*** SUPPLIED ENTRIES ***
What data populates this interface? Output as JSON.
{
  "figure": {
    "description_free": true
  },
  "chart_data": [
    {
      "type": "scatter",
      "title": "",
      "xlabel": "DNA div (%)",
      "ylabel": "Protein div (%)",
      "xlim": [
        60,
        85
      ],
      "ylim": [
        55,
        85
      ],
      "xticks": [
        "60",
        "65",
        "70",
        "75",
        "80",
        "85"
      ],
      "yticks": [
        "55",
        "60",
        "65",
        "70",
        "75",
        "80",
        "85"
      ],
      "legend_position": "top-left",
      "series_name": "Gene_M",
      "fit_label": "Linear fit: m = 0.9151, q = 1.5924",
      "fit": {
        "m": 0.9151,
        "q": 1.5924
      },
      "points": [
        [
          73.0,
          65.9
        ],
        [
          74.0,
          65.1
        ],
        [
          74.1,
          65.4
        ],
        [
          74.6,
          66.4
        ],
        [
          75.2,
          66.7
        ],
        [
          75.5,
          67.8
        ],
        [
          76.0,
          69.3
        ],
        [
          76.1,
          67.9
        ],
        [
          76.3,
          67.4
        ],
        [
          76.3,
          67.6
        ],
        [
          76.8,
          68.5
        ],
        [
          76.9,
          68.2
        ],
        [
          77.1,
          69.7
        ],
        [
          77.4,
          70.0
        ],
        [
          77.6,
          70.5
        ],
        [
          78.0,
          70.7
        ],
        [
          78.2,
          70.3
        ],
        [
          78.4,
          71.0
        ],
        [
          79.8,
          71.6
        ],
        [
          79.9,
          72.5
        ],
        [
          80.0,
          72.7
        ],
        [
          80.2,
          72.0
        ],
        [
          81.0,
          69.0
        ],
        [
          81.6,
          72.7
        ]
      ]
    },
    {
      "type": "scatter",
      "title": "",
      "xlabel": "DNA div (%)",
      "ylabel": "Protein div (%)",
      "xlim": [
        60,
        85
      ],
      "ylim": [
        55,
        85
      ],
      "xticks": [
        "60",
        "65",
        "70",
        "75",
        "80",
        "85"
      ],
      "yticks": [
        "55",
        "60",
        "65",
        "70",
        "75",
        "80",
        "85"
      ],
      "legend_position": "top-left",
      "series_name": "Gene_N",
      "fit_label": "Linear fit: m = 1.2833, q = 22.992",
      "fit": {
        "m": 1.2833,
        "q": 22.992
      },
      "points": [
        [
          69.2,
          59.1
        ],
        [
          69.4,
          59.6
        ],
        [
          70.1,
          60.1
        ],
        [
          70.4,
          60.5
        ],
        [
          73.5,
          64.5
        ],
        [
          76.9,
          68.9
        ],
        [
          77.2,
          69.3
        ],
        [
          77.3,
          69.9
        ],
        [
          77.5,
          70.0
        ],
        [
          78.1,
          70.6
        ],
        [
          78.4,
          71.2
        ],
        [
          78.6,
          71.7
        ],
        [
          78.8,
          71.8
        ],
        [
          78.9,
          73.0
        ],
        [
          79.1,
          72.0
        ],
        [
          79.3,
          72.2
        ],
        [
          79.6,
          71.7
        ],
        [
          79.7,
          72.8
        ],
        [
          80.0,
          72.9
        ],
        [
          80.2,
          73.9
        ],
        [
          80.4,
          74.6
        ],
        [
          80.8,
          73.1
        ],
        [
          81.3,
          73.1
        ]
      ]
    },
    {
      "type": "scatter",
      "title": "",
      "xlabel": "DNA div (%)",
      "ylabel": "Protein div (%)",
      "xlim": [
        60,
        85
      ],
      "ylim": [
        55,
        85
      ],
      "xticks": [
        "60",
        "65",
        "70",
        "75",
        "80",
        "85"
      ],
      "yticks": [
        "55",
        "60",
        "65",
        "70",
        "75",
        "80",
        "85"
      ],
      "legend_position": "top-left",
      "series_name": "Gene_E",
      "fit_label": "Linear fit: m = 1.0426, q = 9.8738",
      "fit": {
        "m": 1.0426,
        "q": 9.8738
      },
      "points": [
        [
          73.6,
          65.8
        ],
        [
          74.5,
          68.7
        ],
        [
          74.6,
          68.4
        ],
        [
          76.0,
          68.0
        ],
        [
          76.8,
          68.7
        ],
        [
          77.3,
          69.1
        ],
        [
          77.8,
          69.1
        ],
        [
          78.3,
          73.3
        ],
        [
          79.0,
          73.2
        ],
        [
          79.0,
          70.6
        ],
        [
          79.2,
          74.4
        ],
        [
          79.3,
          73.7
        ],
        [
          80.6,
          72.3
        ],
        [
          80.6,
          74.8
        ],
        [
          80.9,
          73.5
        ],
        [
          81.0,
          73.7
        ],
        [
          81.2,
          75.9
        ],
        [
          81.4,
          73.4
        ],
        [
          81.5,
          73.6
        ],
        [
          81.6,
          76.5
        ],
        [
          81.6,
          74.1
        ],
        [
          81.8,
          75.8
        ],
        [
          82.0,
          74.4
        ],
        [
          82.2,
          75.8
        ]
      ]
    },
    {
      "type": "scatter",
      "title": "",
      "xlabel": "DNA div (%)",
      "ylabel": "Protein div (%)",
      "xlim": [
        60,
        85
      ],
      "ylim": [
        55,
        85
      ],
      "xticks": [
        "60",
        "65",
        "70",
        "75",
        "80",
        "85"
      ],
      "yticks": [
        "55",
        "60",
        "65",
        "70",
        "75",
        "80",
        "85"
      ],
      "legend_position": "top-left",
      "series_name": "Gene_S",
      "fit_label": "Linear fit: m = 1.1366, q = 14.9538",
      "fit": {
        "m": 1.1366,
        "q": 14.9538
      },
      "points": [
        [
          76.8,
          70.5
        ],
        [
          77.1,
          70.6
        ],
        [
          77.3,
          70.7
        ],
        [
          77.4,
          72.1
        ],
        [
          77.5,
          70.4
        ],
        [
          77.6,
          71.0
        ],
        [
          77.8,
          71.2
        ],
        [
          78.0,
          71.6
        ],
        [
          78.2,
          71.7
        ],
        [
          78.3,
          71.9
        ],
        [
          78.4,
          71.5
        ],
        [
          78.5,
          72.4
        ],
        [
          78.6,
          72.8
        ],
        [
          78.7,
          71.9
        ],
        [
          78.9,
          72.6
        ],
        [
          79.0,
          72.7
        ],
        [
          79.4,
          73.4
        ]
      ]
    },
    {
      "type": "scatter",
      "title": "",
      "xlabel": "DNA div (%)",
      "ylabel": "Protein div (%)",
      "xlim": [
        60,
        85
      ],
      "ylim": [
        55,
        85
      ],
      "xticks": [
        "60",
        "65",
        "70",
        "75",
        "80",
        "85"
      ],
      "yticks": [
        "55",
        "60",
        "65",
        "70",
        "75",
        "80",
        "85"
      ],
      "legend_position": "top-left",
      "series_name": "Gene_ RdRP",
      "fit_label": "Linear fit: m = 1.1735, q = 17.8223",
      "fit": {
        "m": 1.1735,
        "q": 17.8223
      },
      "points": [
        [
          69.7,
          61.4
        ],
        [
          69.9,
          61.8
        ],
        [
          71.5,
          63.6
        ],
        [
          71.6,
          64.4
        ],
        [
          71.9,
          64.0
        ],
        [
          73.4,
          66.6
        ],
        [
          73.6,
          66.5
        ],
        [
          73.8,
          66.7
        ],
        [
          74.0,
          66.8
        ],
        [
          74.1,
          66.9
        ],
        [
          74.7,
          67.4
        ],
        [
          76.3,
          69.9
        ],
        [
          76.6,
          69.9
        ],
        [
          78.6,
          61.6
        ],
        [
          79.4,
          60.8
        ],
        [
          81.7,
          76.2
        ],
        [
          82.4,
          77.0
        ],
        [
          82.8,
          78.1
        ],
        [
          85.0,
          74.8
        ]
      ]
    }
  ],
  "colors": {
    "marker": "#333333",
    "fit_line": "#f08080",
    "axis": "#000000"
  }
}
*** End of SUPPLIED ENTRIES ***
PROBLEM REQUIREMENTS: Copy every entry above word for word.

ANSWER TO THIS PROBLEM:
What data populates this interface? Output as JSON.
{
  "figure": {
    "description_free": true
  },
  "chart_data": [
    {
      "type": "scatter",
      "title": "",
      "xlabel": "DNA div (%)",
      "ylabel": "Protein div (%)",
      "xlim": [
        60,
        85
      ],
      "ylim": [
        55,
        85
      ],
      "xticks": [
        "60",
        "65",
        "70",
        "75",
        "80",
        "85"
      ],
      "yticks": [
        "55",
        "60",
        "65",
        "70",
        "75",
        "80",
        "85"
      ],
      "legend_position": "top-left",
      "series_name": "Gene_M",
      "fit_label": "Linear fit: m = 0.9151, q = 1.5924",
      "fit": {
        "m": 0.9151,
        "q": 1.5924
      },
      "points": [
        [
          73.0,
          65.9
        ],
        [
          74.0,
          65.1
        ],
        [
          74.1,
          65.4
        ],
        [
          74.6,
          66.4
        ],
        [
          75.2,
          66.7
        ],
        [
          75.5,
          67.8
        ],
        [
          76.0,
          69.3
        ],
        [
          76.1,
          67.9
        ],
        [
          76.3,
          67.4
        ],
        [
          76.3,
          67.6
        ],
        [
          76.8,
          68.5
        ],
        [
          76.9,
          68.2
        ],
        [
          77.1,
          69.7
        ],
        [
          77.4,
          70.0
        ],
        [
          77.6,
          70.5
        ],
        [
          78.0,
          70.7
        ],
        [
          78.2,
          70.3
        ],
        [
          78.4,
          71.0
        ],
        [
          79.8,
          71.6
        ],
        [
          79.9,
          72.5
        ],
        [
          80.0,
          72.7
        ],
        [
          80.2,
          72.0
        ],
        [
          81.0,
          69.0
        ],
        [
          81.6,
          72.7
        ]
      ]
    },
    {
      "type": "scatter",
      "title": "",
      "xlabel": "DNA div (%)",
      "ylabel": "Protein div (%)",
      "xlim": [
        60,
        85
      ],
      "ylim": [
        55,
        85
      ],
      "xticks": [
        "60",
        "65",
        "70",
        "75",
        "80",
        "85"
      ],
      "yticks": [
        "55",
        "60",
        "65",
        "70",
        "75",
        "80",
        "85"
      ],
      "legend_position": "top-left",
      "series_name": "Gene_N",
      "fit_label": "Linear fit: m = 1.2833, q = 22.992",
      "fit": {
        "m": 1.2833,
        "q": 22.992
      },
      "points": [
        [
          69.2,
          59.1
        ],
        [
          69.4,
          59.6
        ],
        [
          70.1,
          60.1
        ],
        [
          70.4,
          60.5
        ],
        [
          73.5,
          64.5
        ],
        [
          76.9,
          68.9
        ],
        [
          77.2,
          69.3
        ],
        [
          77.3,
          69.9
        ],
        [
          77.5,
          70.0
        ],
        [
          78.1,
          70.6
        ],
        [
          78.4,
          71.2
        ],
        [
          78.6,
          71.7
        ],
        [
          78.8,
          71.8
        ],
        [
          78.9,
          73.0
        ],
        [
          79.1,
          72.0
        ],
        [
          79.3,
          72.2
        ],
        [
          79.6,
          71.7
        ],
        [
          79.7,
          72.8
        ],
        [
          80.0,
          72.9
        ],
        [
          80.2,
          73.9
        ],
        [
          80.4,
          74.6
        ],
        [
          80.8,
          73.1
        ],
        [
          81.3,
          73.1
        ]
      ]
    },
    {
      "type": "scatter",
      "title": "",
      "xlabel": "DNA div (%)",
      "ylabel": "Protein div (%)",
      "xlim": [
        60,
        85
      ],
      "ylim": [
        55,
        85
      ],
      "xticks": [
        "60",
        "65",
        "70",
        "75",
        "80",
        "85"
      ],
      "yticks": [
        "55",
        "60",
        "65",
        "70",
        "75",
        "80",
        "85"
      ],
      "legend_position": "top-left",
      "series_name": "Gene_E",
      "fit_label": "Linear fit: m = 1.0426, q = 9.8738",
      "fit": {
        "m": 1.0426,
        "q": 9.8738
      },
      "points": [
        [
          73.6,
          65.8
        ],
        [
          74.5,
          68.7
        ],
        [
          74.6,
          68.4
        ],
        [
          76.0,
          68.0
        ],
        [
          76.8,
          68.7
        ],
        [
          77.3,
          69.1
        ],
        [
          77.8,
          69.1
        ],
        [
          78.3,
          73.3
        ],
        [
          79.0,
          73.2
        ],
        [
          79.0,
          70.6
        ],
        [
          79.2,
          74.4
        ],
        [
          79.3,
          73.7
        ],
        [
          80.6,
          72.3
        ],
        [
          80.6,
          74.8
        ],
        [
          80.9,
          73.5
        ],
        [
          81.0,
          73.7
        ],
        [
          81.2,
          75.9
        ],
        [
          81.4,
          73.4
        ],
        [
          81.5,
          73.6
        ],
        [
          81.6,
          76.5
        ],
        [
          81.6,
          74.1
        ],
        [
          81.8,
          75.8
        ],
        [
          82.0,
          74.4
        ],
        [
          82.2,
          75.8
        ]
      ]
    },
    {
      "type": "scatter",
      "title": "",
      "xlabel": "DNA div (%)",
      "ylabel": "Protein div (%)",
      "xlim": [
        60,
        85
      ],
      "ylim": [
        55,
        85
      ],
      "xticks": [
        "60",
        "65",
        "70",
        "75",
        "80",
        "85"
      ],
      "yticks": [
        "55",
        "60",
        "65",
        "70",
        "75",
        "80",
        "85"
      ],
      "legend_position": "top-left",
      "series_name": "Gene_S",
      "fit_label": "Linear fit: m = 1.1366, q = 14.9538",
      "fit": {
        "m": 1.1366,
        "q": 14.9538
      },
      "points": [
        [
          76.8,
          70.5
        ],
        [
          77.1,
          70.6
        ],
        [
          77.3,
          70.7
        ],
        [
          77.4,
          72.1
        ],
        [
          77.5,
          70.4
        ],
        [
          77.6,
          71.0
        ],
        [
          77.8,
          71.2
        ],
        [
          78.0,
          71.6
        ],
        [
          78.2,
          71.7
        ],
        [
          78.3,
          71.9
        ],
        [
          78.4,
          71.5
        ],
        [
          78.5,
          72.4
        ],
        [
          78.6,
          72.8
        ],
        [
          78.7,
          71.9
        ],
        [
          78.9,
          72.6
        ],
        [
          79.0,
          72.7
        ],
        [
          79.4,
          73.4
        ]
      ]
    },
    {
      "type": "scatter",
      "title": "",
      "xlabel": "DNA div (%)",
      "ylabel": "Protein div (%)",
      "xlim": [
        60,
        85
      ],
      "ylim": [
        55,
        85
      ],
      "xticks": [
        "60",
        "65",
        "70",
        "75",
        "80",
        "85"
      ],
      "yticks": [
        "55",
        "60",
        "65",
        "70",
        "75",
        "80",
        "85"
      ],
      "legend_position": "top-left",
      "series_name": "Gene_ RdRP",
      "fit_label": "Linear fit: m = 1.1735, q = 17.8223",
      "fit": {
        "m": 1.1735,
        "q": 17.8223
      },
      "points": [
        [
          69.7,
          61.4
        ],
        [
          69.9,
          61.8
        ],
        [
          71.5,
          63.6
        ],
        [
          71.6,
          64.4
        ],
        [
          71.9,
          64.0
        ],
        [
          73.4,
          66.6
        ],
        [
          73.6,
          66.5
        ],
        [
          73.8,
          66.7
        ],
        [
          74.0,
          66.8
        ],
        [
          74.1,
          66.9
        ],
        [
          74.7,
          67.4
        ],
        [
          76.3,
          69.9
        ],
        [
          76.6,
          69.9
        ],
        [
          78.6,
          61.6
        ],
        [
          79.4,
          60.8
        ],
        [
          81.7,
          76.2
        ],
        [
          82.4,
          77.0
        ],
        [
          82.8,
          78.1
        ],
        [
          85.0,
          74.8
        ]
      ]
    }
  ],
  "colors": {
    "marker": "#333333",
    "fit_line": "#f08080",
    "axis": "#000000"
  }
}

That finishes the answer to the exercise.